*Task prompt:* Return the full listing exactly as it is written.

*Record set:*
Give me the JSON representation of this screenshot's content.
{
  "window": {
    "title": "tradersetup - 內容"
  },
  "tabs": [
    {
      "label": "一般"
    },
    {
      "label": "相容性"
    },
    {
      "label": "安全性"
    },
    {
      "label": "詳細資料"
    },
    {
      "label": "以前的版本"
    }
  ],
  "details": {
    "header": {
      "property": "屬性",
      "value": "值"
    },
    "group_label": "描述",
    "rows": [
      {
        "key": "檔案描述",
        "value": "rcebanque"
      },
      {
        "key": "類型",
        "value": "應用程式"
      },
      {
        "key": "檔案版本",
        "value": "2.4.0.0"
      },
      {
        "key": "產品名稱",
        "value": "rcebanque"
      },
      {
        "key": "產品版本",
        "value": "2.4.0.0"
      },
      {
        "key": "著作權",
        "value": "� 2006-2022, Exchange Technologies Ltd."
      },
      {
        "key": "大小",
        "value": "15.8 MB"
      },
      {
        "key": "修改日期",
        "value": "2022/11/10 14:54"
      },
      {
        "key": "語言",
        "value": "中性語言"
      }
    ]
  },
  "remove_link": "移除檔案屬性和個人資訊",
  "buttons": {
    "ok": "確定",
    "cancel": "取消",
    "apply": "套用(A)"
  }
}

*Task solution:*
Give me the JSON representation of this screenshot's content.
{
  "window": {
    "title": "tradersetup - 內容"
  },
  "tabs": [
    {
      "label": "一般"
    },
    {
      "label": "相容性"
    },
    {
      "label": "安全性"
    },
    {
      "label": "詳細資料"
    },
    {
      "label": "以前的版本"
    }
  ],
  "details": {
    "header": {
      "property": "屬性",
      "value": "值"
    },
    "group_label": "描述",
    "rows": [
      {
        "key": "檔案描述",
        "value": "rcebanque"
      },
      {
        "key": "類型",
        "value": "應用程式"
      },
      {
        "key": "檔案版本",
        "value": "2.4.0.0"
      },
      {
        "key": "產品名稱",
        "value": "rcebanque"
      },
      {
        "key": "產品版本",
        "value": "2.4.0.0"
      },
      {
        "key": "著作權",
        "value": "� 2006-2022, Exchange Technologies Ltd."
      },
      {
        "key": "大小",
        "value": "15.8 MB"
      },
      {
        "key": "修改日期",
        "value": "2022/11/10 14:54"
      },
      {
        "key": "語言",
        "value": "中性語言"
      }
    ]
  },
  "remove_link": "移除檔案屬性和個人資訊",
  "buttons": {
    "ok": "確定",
    "cancel": "取消",
    "apply": "套用(A)"
  }
}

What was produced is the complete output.